# Moreton-in-Marsh



## 96706

Tomorrow we set out in our Bongo to visit the Cotswolds this weekend. We are staying at Moreton-In-Marsh campsite till Saturday & then up the road to Broadway campsite for another couple of days.

If you are also there, come and say 'hallo'. We are the two tone silver Bongo, with trailer. 

Can't wait to see how we fair in the snow!!!

Regards,

****


----------



## LadyJ

Have a good time **** it is nice at Moreton in the Marsh market day is Tuesday.


----------



## 88927

Hi ****
We will be at Warwick racecourse for the weekend in our RV, so if you are passing drop in mate, youll not miss it lol. We shall see how ours fairs too if the snow comes........................

Have a safe trip

Keith


----------



## MOTORHOMER

LadyJ894 said:


> Have a good time **** it is nice at Moreton in the Marsh market day is Tuesday.


hi

And not far to walk either.

Motorhomer


----------



## 91929

Now looks like you are going to miss the snow - That is unless Moreton in the Marsh haas been moved up to Scotland or across to Wales

Last time I was there it was on the Foss Way, then I stayed at the Youth Hostel


----------



## autostratus

**** said:


> Tomorrow we set out in our Bongo to visit the Cotswolds this weekend. We are staying at Moreton-In-Marsh campsite till Saturday & then up the road to Broadway campsite for another couple of days.
> 
> If you are also there, come and say 'hallo'.
> ****


What a shame.
You are a week too late, ****. Or we were a week too early!

We went to Broadway last Sunday and stayed until this morning.
Had a pleasant few days with a couple of friends and included a visit to the market at Moreton in Marsh on Tuesday.

Enjoyed it and hope you do too.


----------



## navman

we were there just this last weekend. 

Batsford arboretum is well worth a visit ( may only be open at weekend though at this time of the year).

have a good one


----------



## 88934

Don't forget to check out the "olde world" style sweet shop at Moreton... top of the hill on the left. 

Loads of Home made goodies, and the owners (often dressed victorian style) will usually force feed you free samples?

Impossible to leave without buying goodies IMHO


----------



## Jules

navman said:


> we were there just this last weekend.
> 
> Batsford arboretum is well worth a visit ( may only be open at weekend though at this time of the year).

RAW RECORDS:
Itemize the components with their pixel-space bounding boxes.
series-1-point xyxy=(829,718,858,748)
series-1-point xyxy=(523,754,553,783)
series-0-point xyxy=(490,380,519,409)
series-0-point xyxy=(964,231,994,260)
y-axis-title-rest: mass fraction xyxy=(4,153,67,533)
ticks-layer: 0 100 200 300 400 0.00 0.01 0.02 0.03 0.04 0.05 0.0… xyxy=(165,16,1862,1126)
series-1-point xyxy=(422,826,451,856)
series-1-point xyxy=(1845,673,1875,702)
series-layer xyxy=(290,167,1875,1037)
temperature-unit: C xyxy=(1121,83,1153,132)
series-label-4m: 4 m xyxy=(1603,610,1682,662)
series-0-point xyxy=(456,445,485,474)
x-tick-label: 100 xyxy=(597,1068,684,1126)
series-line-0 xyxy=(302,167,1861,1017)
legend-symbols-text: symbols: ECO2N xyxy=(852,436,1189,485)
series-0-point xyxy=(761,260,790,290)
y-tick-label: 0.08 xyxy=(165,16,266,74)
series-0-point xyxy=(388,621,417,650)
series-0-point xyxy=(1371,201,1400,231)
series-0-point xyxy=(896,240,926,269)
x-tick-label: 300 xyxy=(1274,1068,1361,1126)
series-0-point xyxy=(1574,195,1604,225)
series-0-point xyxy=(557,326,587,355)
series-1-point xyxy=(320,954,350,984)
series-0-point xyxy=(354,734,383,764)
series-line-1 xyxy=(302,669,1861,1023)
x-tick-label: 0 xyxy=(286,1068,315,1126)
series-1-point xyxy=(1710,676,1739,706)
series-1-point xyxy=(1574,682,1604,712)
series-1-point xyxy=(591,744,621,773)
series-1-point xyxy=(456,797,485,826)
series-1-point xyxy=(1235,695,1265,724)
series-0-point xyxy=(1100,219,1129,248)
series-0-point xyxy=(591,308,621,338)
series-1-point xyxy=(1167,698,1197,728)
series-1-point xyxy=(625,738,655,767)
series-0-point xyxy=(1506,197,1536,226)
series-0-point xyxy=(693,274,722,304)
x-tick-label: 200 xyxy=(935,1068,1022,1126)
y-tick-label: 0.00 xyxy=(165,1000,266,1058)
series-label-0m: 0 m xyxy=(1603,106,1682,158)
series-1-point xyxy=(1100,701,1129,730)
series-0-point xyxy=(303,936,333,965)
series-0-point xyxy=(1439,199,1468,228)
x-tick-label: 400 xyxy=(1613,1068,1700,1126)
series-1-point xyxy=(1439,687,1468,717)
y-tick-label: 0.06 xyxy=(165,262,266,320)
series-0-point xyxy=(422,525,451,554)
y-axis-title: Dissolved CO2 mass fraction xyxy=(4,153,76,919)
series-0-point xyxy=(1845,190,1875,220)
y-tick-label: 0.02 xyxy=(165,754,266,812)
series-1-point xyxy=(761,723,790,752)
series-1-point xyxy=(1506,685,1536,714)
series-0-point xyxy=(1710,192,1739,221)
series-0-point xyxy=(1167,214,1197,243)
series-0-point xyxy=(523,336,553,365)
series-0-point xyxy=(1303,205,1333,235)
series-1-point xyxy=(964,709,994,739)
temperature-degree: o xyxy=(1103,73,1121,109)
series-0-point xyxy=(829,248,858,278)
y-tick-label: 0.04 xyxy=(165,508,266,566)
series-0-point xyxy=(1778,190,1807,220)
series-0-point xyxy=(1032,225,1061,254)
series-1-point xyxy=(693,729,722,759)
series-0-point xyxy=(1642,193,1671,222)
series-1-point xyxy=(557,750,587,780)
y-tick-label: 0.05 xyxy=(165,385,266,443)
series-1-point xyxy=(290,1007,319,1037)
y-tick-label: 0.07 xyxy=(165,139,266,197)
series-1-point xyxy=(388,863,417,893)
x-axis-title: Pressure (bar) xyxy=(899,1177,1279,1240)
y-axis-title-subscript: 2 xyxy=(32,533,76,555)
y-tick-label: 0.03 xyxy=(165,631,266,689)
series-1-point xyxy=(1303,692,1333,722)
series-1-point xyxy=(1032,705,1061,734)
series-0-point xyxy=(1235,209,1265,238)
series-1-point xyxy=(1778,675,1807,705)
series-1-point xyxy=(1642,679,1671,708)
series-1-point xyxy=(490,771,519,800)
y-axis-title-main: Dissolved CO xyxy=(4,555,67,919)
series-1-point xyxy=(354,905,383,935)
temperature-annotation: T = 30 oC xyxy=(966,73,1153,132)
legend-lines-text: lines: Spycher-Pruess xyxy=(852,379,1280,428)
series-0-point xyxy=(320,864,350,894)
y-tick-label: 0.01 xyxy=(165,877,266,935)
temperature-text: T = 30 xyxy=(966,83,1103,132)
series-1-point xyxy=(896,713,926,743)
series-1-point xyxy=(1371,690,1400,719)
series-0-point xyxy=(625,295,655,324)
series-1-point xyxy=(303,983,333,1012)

DIRECTIVES:
1. Answer these questions about the Moreton-in-Marsh thread, one per line:
(a) On which day is market day at Moreton-in-Marsh?
(b) Where will Keith be for the weekend, and in what vehicle?
(c) Where in Moreton is the "olde world" style sweet shop?
2. In the Moreton-in-Marsh thread, why does autostratus reply "What a shame"? Answer in one to three sentences.
3. Write the next part of the Moreton-in-Marsh thread, picking up after its last line.
The records are not needed for any of this.

RESPONSES FOR EACH TASK:
1.
(a) Tuesday.
(b) At Warwick racecourse, in his RV.
(c) At the top of the hill on the left.

2. Autostratus had gone to Broadway the Sunday before and stayed until the morning of the reply, so the original poster was arriving a week too late to meet up.

3.
> 
> have a good one


We stayed at the CC site last march and walked to the Arboretum, I can recommend the Birds of Prey centre there. There were only 4 of us for the flying display and we had birds passing within inches of our heads. 8O .
We also walked to Brockley over fields covered in mist, had a great time.
Stow is nice as well.


----------



## navman

sadly it is closed until February I think 

bob


----------



## LC1962

wilecoyote said:


> Don't forget to check out the "olde world" style sweet shop at Moreton... top of the hill on the left.
> 
> Loads of Home made goodies, and the owners (often dressed victorian style) will usually force feed you free samples?
> 
> Impossible to leave without buying goodies IMHO


No hills in Moreton High St, unless you count the humpback railway bridge :lol: You're right about the sweetie shop though, their fudge is second to none, especially the one with lumps of maltesers in and the lemon fudge is to die for! Tillys Tea House make a very nice coffee too!!

The market was a bit naff this week, many traders didn't bother turning up as it was too cold and miserable.

No snow here in M-I-M today (yet), very cold with bright sunshine so thermal knickers and a pair of sunglasses are a must.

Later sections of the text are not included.